• **REQUIRED WORK**: Would you pull out every line of the material that contains the string "jakambslave"?

Stored data
** start **
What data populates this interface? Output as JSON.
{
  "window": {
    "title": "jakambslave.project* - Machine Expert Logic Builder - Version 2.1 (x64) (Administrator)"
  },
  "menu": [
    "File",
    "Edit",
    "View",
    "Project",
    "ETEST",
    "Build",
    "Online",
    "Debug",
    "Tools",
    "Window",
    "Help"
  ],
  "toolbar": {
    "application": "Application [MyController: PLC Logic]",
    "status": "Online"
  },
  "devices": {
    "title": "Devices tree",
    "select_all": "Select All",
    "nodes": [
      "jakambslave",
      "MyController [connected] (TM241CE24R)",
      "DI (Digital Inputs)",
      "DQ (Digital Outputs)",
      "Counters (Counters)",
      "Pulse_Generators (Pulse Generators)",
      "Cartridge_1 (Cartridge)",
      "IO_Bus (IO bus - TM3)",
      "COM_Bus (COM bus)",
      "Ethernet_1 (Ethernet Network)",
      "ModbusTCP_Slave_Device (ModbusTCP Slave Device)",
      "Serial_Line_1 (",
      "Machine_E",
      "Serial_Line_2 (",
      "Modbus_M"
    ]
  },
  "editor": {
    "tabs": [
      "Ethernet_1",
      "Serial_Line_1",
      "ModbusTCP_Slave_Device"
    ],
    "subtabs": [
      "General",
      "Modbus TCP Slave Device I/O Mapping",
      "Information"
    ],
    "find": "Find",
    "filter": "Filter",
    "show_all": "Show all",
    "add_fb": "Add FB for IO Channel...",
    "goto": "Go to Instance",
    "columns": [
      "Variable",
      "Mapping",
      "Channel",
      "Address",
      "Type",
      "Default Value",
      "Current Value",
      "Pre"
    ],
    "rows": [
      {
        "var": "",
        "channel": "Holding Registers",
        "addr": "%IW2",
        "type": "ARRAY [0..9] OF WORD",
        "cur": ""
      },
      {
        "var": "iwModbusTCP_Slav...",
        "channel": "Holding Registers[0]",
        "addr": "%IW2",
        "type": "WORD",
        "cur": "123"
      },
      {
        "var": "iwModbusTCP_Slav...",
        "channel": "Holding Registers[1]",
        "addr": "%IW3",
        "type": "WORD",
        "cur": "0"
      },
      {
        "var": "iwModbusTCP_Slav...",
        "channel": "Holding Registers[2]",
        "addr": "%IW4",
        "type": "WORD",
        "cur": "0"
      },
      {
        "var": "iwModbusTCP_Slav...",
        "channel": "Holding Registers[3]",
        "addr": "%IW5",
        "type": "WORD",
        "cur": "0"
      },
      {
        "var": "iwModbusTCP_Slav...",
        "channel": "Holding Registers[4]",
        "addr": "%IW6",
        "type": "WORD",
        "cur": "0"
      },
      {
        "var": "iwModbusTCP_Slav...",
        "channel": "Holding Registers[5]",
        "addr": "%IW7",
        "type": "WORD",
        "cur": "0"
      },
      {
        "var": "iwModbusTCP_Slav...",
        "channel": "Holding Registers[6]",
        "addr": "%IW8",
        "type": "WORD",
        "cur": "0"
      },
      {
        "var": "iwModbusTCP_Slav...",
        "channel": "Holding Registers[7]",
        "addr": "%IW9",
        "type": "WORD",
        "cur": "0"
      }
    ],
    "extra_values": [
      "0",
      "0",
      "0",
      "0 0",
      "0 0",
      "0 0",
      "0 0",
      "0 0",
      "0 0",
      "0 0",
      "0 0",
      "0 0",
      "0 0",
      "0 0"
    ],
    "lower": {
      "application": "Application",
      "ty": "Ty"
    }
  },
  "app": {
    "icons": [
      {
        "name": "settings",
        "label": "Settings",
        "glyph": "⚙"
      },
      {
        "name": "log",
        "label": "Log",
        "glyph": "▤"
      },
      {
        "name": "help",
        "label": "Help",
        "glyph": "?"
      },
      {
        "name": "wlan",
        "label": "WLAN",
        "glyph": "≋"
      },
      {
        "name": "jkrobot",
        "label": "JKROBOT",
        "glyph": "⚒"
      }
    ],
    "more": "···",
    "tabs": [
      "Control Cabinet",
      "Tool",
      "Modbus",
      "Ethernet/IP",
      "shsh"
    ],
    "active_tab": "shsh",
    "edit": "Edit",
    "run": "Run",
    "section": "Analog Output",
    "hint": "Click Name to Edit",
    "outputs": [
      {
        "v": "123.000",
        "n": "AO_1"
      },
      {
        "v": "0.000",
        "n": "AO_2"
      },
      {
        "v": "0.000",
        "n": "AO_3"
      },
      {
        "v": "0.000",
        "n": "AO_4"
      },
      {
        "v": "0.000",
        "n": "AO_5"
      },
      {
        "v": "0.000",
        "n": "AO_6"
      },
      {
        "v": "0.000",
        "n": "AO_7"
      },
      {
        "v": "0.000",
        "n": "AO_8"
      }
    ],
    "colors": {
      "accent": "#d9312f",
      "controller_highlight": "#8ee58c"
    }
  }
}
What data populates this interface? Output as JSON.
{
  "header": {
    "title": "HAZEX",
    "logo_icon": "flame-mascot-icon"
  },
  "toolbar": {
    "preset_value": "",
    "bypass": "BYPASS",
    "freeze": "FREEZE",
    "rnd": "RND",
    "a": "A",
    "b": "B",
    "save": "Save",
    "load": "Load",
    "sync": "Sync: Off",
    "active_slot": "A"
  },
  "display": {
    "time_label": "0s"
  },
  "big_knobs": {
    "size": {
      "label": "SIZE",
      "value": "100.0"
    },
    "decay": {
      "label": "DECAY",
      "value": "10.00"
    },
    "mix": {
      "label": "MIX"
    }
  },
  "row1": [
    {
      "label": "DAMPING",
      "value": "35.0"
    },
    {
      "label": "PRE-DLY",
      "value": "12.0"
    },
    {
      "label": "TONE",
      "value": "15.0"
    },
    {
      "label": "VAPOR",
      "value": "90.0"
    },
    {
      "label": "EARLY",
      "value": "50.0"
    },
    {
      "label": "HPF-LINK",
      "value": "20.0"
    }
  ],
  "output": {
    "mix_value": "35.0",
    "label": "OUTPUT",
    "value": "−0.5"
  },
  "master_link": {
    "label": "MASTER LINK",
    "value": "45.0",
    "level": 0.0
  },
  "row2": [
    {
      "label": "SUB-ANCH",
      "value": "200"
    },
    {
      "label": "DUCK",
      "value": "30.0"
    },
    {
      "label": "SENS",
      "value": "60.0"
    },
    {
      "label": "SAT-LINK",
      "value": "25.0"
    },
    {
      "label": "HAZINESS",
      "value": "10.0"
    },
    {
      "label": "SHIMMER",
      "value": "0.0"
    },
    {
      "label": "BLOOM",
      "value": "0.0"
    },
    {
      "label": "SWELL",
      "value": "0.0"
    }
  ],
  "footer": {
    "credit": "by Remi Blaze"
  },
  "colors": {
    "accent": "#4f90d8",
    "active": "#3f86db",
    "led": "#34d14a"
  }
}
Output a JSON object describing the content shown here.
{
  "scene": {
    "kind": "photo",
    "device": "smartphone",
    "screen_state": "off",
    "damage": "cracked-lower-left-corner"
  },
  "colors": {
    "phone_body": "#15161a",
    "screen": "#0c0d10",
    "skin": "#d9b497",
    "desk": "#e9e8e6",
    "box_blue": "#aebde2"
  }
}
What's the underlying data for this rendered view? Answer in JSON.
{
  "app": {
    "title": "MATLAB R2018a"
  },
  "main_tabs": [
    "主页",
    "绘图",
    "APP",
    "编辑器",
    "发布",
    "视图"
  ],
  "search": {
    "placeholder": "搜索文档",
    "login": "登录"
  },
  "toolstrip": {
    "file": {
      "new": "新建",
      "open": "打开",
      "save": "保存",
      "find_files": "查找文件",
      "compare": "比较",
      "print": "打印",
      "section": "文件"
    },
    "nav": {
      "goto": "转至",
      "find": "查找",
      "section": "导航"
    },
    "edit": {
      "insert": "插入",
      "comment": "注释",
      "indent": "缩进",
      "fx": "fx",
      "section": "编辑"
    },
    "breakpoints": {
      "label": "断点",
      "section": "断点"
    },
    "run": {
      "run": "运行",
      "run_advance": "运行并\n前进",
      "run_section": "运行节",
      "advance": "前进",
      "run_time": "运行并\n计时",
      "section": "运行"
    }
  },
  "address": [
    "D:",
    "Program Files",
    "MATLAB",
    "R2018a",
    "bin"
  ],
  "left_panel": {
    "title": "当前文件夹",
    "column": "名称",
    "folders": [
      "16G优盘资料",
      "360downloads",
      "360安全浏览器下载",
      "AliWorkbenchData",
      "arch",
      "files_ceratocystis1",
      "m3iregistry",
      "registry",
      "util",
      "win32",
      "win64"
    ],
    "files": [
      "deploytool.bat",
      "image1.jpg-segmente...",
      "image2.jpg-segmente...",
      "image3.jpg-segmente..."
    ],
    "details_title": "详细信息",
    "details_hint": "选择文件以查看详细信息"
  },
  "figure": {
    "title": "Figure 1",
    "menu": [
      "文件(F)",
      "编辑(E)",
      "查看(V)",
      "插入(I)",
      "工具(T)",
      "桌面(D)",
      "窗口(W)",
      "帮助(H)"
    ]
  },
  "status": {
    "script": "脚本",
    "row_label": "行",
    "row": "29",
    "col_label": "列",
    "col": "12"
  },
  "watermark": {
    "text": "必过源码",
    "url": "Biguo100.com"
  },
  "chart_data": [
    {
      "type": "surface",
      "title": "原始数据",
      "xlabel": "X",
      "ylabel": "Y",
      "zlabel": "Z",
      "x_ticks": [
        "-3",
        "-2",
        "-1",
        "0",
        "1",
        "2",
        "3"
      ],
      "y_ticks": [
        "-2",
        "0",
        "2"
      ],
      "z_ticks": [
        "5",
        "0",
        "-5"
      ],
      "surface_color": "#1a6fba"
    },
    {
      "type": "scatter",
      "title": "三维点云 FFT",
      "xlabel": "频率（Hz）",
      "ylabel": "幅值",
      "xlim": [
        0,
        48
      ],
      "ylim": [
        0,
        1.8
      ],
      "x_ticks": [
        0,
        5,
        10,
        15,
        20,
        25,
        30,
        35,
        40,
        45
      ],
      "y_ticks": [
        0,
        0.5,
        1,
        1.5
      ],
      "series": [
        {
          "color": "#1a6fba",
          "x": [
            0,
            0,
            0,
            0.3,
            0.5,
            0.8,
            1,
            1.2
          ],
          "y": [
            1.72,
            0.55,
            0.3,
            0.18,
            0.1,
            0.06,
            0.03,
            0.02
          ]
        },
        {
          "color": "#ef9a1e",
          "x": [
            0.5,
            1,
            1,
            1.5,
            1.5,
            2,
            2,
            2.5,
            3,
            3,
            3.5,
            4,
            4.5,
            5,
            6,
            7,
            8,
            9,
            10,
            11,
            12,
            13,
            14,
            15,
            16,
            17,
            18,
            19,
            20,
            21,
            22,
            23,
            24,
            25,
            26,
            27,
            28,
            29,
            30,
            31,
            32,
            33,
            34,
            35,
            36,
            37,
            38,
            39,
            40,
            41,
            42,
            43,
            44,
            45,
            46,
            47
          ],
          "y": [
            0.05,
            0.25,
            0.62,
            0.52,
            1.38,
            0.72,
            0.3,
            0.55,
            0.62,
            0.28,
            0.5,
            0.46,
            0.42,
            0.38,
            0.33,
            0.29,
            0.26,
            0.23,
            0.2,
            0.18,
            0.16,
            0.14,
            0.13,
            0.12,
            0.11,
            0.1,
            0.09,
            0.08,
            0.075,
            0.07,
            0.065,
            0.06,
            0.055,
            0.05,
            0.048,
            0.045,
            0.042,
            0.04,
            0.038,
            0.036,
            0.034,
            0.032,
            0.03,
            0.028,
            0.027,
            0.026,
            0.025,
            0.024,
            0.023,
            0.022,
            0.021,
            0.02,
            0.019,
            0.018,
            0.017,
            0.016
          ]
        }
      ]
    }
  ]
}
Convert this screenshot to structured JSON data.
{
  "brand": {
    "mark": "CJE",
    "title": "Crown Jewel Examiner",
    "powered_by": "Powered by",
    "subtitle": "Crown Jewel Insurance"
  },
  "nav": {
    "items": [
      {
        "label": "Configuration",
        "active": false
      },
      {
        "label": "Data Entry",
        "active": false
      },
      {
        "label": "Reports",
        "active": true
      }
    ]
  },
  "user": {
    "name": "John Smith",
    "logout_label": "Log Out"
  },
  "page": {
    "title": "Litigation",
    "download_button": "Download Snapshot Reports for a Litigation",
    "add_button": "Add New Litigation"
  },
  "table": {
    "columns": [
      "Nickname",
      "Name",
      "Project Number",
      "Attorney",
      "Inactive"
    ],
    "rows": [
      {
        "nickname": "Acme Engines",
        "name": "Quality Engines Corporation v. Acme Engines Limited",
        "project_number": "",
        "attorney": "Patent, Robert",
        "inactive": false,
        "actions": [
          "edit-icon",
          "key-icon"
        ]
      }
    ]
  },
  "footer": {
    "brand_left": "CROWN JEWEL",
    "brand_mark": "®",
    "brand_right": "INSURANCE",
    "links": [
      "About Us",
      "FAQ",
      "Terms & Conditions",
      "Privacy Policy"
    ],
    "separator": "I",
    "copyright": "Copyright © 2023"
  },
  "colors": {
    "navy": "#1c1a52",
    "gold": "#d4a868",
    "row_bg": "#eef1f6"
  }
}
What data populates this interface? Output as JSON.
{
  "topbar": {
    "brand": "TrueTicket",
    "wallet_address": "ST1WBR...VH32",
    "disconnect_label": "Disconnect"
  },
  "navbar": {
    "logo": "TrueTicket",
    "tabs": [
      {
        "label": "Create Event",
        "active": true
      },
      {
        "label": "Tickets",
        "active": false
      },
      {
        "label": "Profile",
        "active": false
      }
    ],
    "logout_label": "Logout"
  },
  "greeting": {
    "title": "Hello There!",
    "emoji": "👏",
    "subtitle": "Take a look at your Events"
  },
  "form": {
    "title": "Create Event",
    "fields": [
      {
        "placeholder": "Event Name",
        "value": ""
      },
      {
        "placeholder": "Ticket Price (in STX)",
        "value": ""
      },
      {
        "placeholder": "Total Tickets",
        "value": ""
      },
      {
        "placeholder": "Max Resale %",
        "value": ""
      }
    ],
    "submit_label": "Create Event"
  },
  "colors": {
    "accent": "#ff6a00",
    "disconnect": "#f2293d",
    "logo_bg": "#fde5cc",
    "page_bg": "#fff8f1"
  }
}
** end **
• **EXPECTED ANSWER**:
    "title": "jakambslave.project* - Machine Expert Logic Builder - Version 2.1 (x64) (Administrator)"
      "jakambslave",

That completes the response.